Exercise task: Omit the images, then print each record below exactly as it reads.

[Stored data entries]
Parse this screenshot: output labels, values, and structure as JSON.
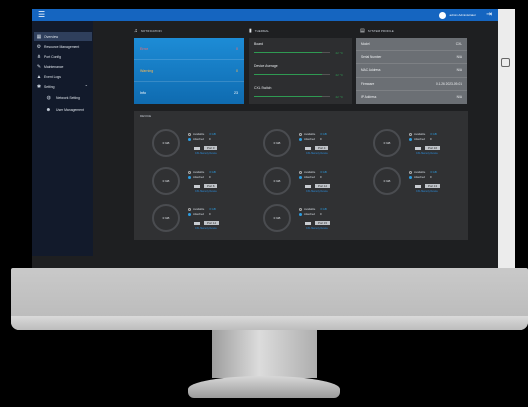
{
  "topbar": {
    "menu_icon": "menu-icon",
    "user_name": "admin Administrator",
    "logout_icon": "logout-icon"
  },
  "sidebar": {
    "items": [
      {
        "label": "Overview",
        "icon": "grid-icon",
        "active": true
      },
      {
        "label": "Resource Management",
        "icon": "gear-icon"
      },
      {
        "label": "Port Config",
        "icon": "network-icon"
      },
      {
        "label": "Maintenance",
        "icon": "wrench-icon"
      },
      {
        "label": "Event Logs",
        "icon": "alert-icon"
      },
      {
        "label": "Setting",
        "icon": "settings-icon"
      },
      {
        "label": "Network Setting",
        "icon": "globe-icon",
        "sub": true
      },
      {
        "label": "User Management",
        "icon": "users-icon",
        "sub": true
      }
    ]
  },
  "notification": {
    "title": "NOTIFICATION",
    "rows": [
      {
        "label": "Error",
        "value": "0"
      },
      {
        "label": "Warning",
        "value": "0"
      },
      {
        "label": "Info",
        "value": "23"
      }
    ]
  },
  "thermal": {
    "title": "THERMAL",
    "rows": [
      {
        "label": "Board",
        "value": "22 °C",
        "level": 0.9
      },
      {
        "label": "Device Average",
        "value": "22 °C",
        "level": 0.9
      },
      {
        "label": "CXL Switch",
        "value": "22 °C",
        "level": 0.9
      }
    ]
  },
  "system_profile": {
    "title": "SYSTEM PROFILE",
    "rows": [
      {
        "key": "Model",
        "value": "CXL"
      },
      {
        "key": "Serial Number",
        "value": "N/A"
      },
      {
        "key": "MAC Address",
        "value": "N/A"
      },
      {
        "key": "Firmware",
        "value": "0.1.26 2023-09-01"
      },
      {
        "key": "IP Address",
        "value": "N/A"
      }
    ]
  },
  "ports": {
    "title": "DEVICE",
    "items": [
      {
        "usage": "0 GB",
        "available": "0 GB",
        "attached": "0",
        "port": "Port 0",
        "link": "CXL Memory Device"
      },
      {
        "usage": "0 GB",
        "available": "0 GB",
        "attached": "0",
        "port": "Port 4",
        "link": "CXL Memory Device"
      },
      {
        "usage": "0 GB",
        "available": "0 GB",
        "attached": "0",
        "port": "Port 16",
        "link": "CXL Memory Device"
      },
      {
        "usage": "0 GB",
        "available": "0 GB",
        "attached": "0",
        "port": "Port 8",
        "link": "CXL Memory Device"
      },
      {
        "usage": "0 GB",
        "available": "0 GB",
        "attached": "0",
        "port": "Port 12",
        "link": "CXL Memory Device"
      },
      {
        "usage": "0 GB",
        "available": "0 GB",
        "attached": "0",
        "port": "Port 13",
        "link": "CXL Memory Device"
      },
      {
        "usage": "0 GB",
        "available": "0 GB",
        "attached": "0",
        "port": "Port 14",
        "link": "CXL Memory Device"
      },
      {
        "usage": "0 GB",
        "available": "0 GB",
        "attached": "0",
        "port": "Port 15",
        "link": "CXL Memory Device"
      }
    ],
    "available_label": "Available",
    "attached_label": "Attached"
  },
  "colors": {
    "topbar": "#1565c0",
    "sidebar": "#121a2b",
    "accent": "#2a9de2",
    "ok": "#2f9a52"
  }
}
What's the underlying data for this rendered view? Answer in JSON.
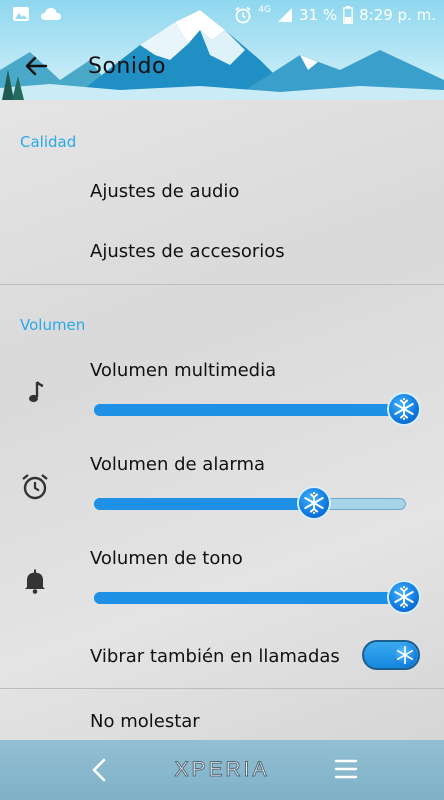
{
  "status_bar": {
    "network": "4G",
    "battery_percent": "31 %",
    "time": "8:29 p. m."
  },
  "header": {
    "title": "Sonido"
  },
  "sections": {
    "quality": {
      "title": "Calidad",
      "items": [
        "Ajustes de audio",
        "Ajustes de accesorios"
      ]
    },
    "volume": {
      "title": "Volumen",
      "media": {
        "label": "Volumen multimedia",
        "level": 1.0
      },
      "alarm": {
        "label": "Volumen de alarma",
        "level": 0.71
      },
      "ringtone": {
        "label": "Volumen de tono",
        "level": 1.0
      },
      "vibrate": {
        "label": "Vibrar también en llamadas",
        "enabled": true
      }
    },
    "do_not_disturb": {
      "label": "No molestar"
    }
  },
  "navbar": {
    "brand": "XPERIA"
  },
  "colors": {
    "accent": "#2aa9e8",
    "slider_fill": "#1e90e6",
    "slider_track": "#a8d4ea",
    "navbar": "#87b8cc"
  }
}
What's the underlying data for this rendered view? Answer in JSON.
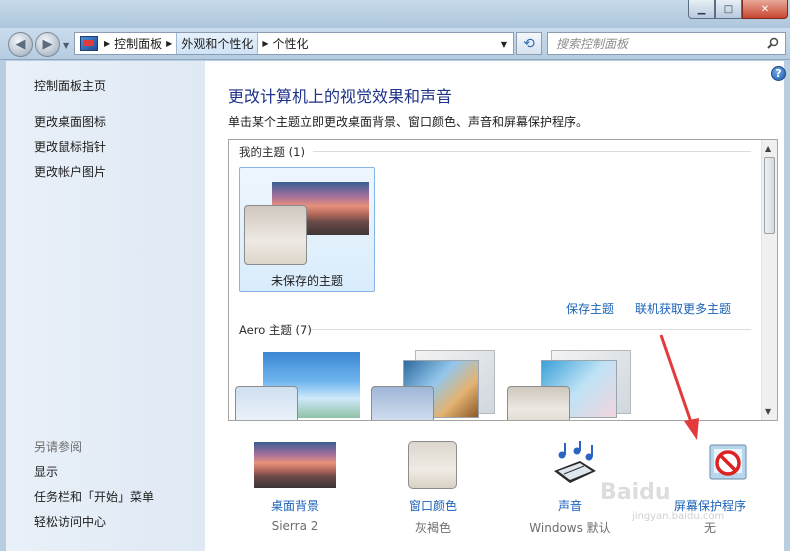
{
  "window": {
    "minimize_glyph": "▁",
    "maximize_glyph": "□",
    "close_glyph": "✕"
  },
  "address": {
    "back_glyph": "◀",
    "forward_glyph": "▶",
    "crumbs": [
      "控制面板",
      "外观和个性化",
      "个性化"
    ],
    "search_placeholder": "搜索控制面板"
  },
  "sidebar": {
    "home": "控制面板主页",
    "links": [
      "更改桌面图标",
      "更改鼠标指针",
      "更改帐户图片"
    ],
    "see_also_title": "另请参阅",
    "see_also": [
      "显示",
      "任务栏和「开始」菜单",
      "轻松访问中心"
    ]
  },
  "main": {
    "help_glyph": "?",
    "title": "更改计算机上的视觉效果和声音",
    "subtitle": "单击某个主题立即更改桌面背景、窗口颜色、声音和屏幕保护程序。",
    "my_themes_label": "我的主题 (1)",
    "unsaved_theme": "未保存的主题",
    "save_theme": "保存主题",
    "get_more_themes": "联机获取更多主题",
    "aero_label": "Aero 主题 (7)"
  },
  "settings": [
    {
      "name": "桌面背景",
      "value": "Sierra 2"
    },
    {
      "name": "窗口颜色",
      "value": "灰褐色"
    },
    {
      "name": "声音",
      "value": "Windows 默认"
    },
    {
      "name": "屏幕保护程序",
      "value": "无"
    }
  ],
  "watermark": {
    "brand": "Baidu",
    "sub": "jingyan.baidu.com"
  },
  "colors": {
    "link": "#1b62b8",
    "heading": "#1e3287",
    "arrow": "#e33b3b"
  }
}
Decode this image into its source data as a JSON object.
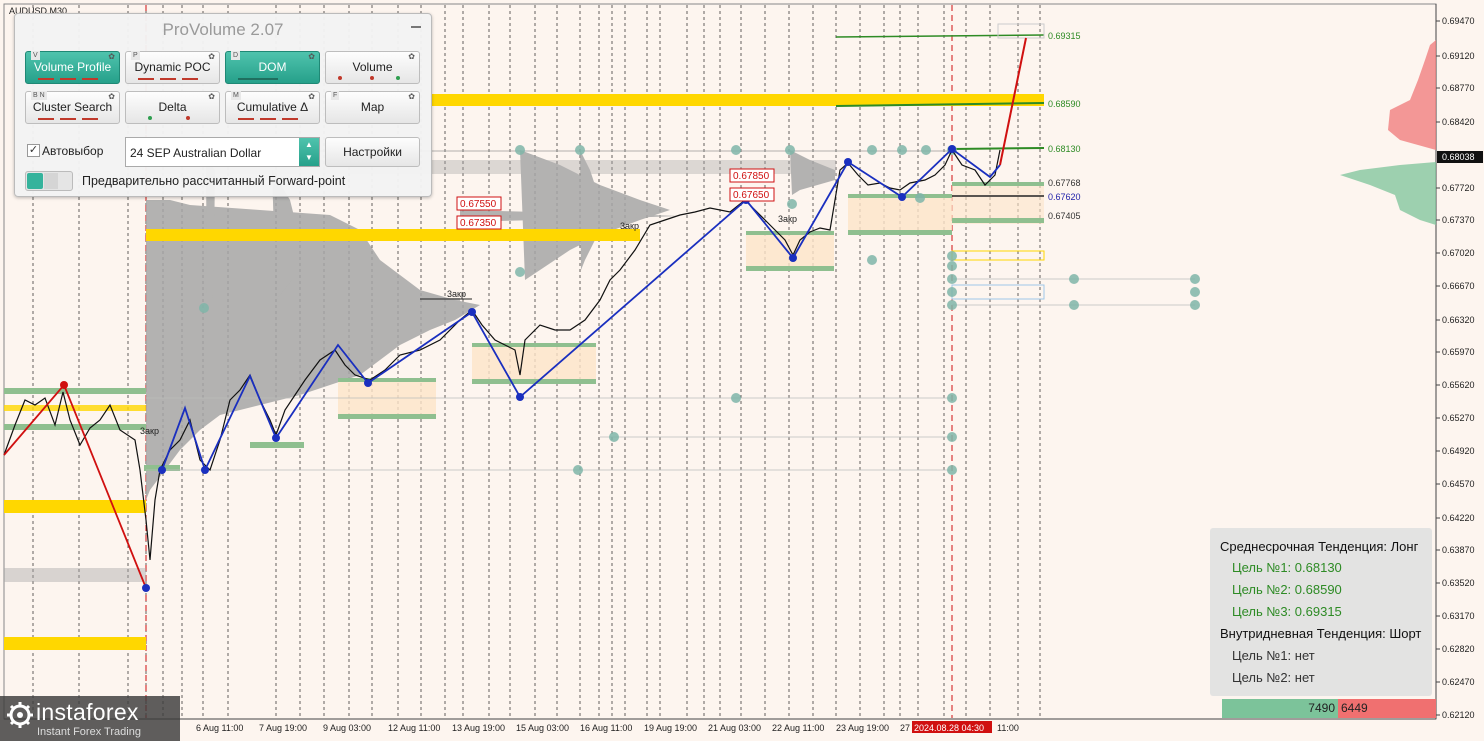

The completed task:
Parse this screenshot: output labels, values, and structure as JSON.
{
  "topbar": {
    "menu_icon": "menu-icon",
    "user_name": "admin Administrator",
    "logout_icon": "logout-icon"
  },
  "sidebar": {
    "items": [
      {
        "label": "Overview",
        "icon": "grid-icon",
        "active": true
      },
      {
        "label": "Resource Management",
        "icon": "gear-icon"
      },
      {
        "label": "Port Config",
        "icon": "network-icon"
      },
      {
        "label": "Maintenance",
        "icon": "wrench-icon"
      },
      {
        "label": "Event Logs",
        "icon": "alert-icon"
      },
      {
        "label": "Setting",
        "icon": "settings-icon"
      },
      {
        "label": "Network Setting",
        "icon": "globe-icon",
        "sub": true
      },
      {
        "label": "User Management",
        "icon": "users-icon",
        "sub": true
      }
    ]
  },
  "notification": {
    "title": "NOTIFICATION",
    "rows": [
      {
        "label": "Error",
        "value": "0"
      },
      {
        "label": "Warning",
        "value": "0"
      },
      {
        "label": "Info",
        "value": "23"
      }
    ]
  },
  "thermal": {
    "title": "THERMAL",
    "rows": [
      {
        "label": "Board",
        "value": "22 °C",
        "level": 0.9
      },
      {
        "label": "Device Average",
        "value": "22 °C",
        "level": 0.9
      },
      {
        "label": "CXL Switch",
        "value": "22 °C",
        "level": 0.9
      }
    ]
  },
  "system_profile": {
    "title": "SYSTEM PROFILE",
    "rows": [
      {
        "key": "Model",
        "value": "CXL"
      },
      {
        "key": "Serial Number",
        "value": "N/A"
      },
      {
        "key": "MAC Address",
        "value": "N/A"
      },
      {
        "key": "Firmware",
        "value": "0.1.26 2023-09-01"
      },
      {
        "key": "IP Address",
        "value": "N/A"
      }
    ]
  },
  "ports": {
    "title": "DEVICE",
    "items": [
      {
        "usage": "0 GB",
        "available": "0 GB",
        "attached": "0",
        "port": "Port 0",
        "link": "CXL Memory Device"
      },
      {
        "usage": "0 GB",
        "available": "0 GB",
        "attached": "0",
        "port": "Port 4",
        "link": "CXL Memory Device"
      },
      {
        "usage": "0 GB",
        "available": "0 GB",
        "attached": "0",
        "port": "Port 16",
        "link": "CXL Memory Device"
      },
      {
        "usage": "0 GB",
        "available": "0 GB",
        "attached": "0",
        "port": "Port 8",
        "link": "CXL Memory Device"
      },
      {
        "usage": "0 GB",
        "available": "0 GB",
        "attached": "0",
        "port": "Port 12",
        "link": "CXL Memory Device"
      },
      {
        "usage": "0 GB",
        "available": "0 GB",
        "attached": "0",
        "port": "Port 13",
        "link": "CXL Memory Device"
      },
      {
        "usage": "0 GB",
        "available": "0 GB",
        "attached": "0",
        "port": "Port 14",
        "link": "CXL Memory Device"
      },
      {
        "usage": "0 GB",
        "available": "0 GB",
        "attached": "0",
        "port": "Port 15",
        "link": "CXL Memory Device"
      }
    ],
    "available_label": "Available",
    "attached_label": "Attached"
  },
  "colors": {
    "topbar": "#1565c0",
    "sidebar": "#121a2b",
    "accent": "#2a9de2",
    "ok": "#2f9a52"
  }
}
What's the underlying data for this rendered view? Answer in JSON.
{
  "status_bar": {
    "network": "4G",
    "battery_percent": "31 %",
    "time": "8:29 p. m."
  },
  "header": {
    "title": "Sonido"
  },
  "sections": {
    "quality": {
      "title": "Calidad",
      "items": [
        "Ajustes de audio",
        "Ajustes de accesorios"
      ]
    },
    "volume": {
      "title": "Volumen",
      "media": {
        "label": "Volumen multimedia",
        "level": 1.0
      },
      "alarm": {
        "label": "Volumen de alarma",
        "level": 0.71
      },
      "ringtone": {
        "label": "Volumen de tono",
        "level": 1.0
      },
      "vibrate": {
        "label": "Vibrar también en llamadas",
        "enabled": true
      }
    },
    "do_not_disturb": {
      "label": "No molestar"
    }
  },
  "navbar": {
    "brand": "XPERIA"
  },
  "colors": {
    "accent": "#2aa9e8",
    "slider_fill": "#1e90e6",
    "slider_track": "#a8d4ea",
    "navbar": "#87b8cc"
  }
}
What's the underlying data for this rendered view? Answer in JSON.
{
  "window": {
    "minimize_glyph": "▁",
    "maximize_glyph": "□",
    "close_glyph": "✕"
  },
  "address": {
    "back_glyph": "◀",
    "forward_glyph": "▶",
    "crumbs": [
      "控制面板",
      "外观和个性化",
      "个性化"
    ],
    "search_placeholder": "搜索控制面板"
  },
  "sidebar": {
    "home": "控制面板主页",
    "links": [
      "更改桌面图标",
      "更改鼠标指针",
      "更改帐户图片"
    ],
    "see_also_title": "另请参阅",
    "see_also": [
      "显示",
      "任务栏和「开始」菜单",
      "轻松访问中心"
    ]
  },
  "main": {
    "help_glyph": "?",
    "title": "更改计算机上的视觉效果和声音",
    "subtitle": "单击某个主题立即更改桌面背景、窗口颜色、声音和屏幕保护程序。",
    "my_themes_label": "我的主题 (1)",
    "unsaved_theme": "未保存的主题",
    "save_theme": "保存主题",
    "get_more_themes": "联机获取更多主题",
    "aero_label": "Aero 主题 (7)"
  },
  "settings": [
    {
      "name": "桌面背景",
      "value": "Sierra 2"
    },
    {
      "name": "窗口颜色",
      "value": "灰褐色"
    },
    {
      "name": "声音",
      "value": "Windows 默认"
    },
    {
      "name": "屏幕保护程序",
      "value": "无"
    }
  ],
  "watermark": {
    "brand": "Baidu",
    "sub": "jingyan.baidu.com"
  },
  "colors": {
    "link": "#1b62b8",
    "heading": "#1e3287",
    "arrow": "#e33b3b"
  }
}
Decode this image into its source data as a JSON object.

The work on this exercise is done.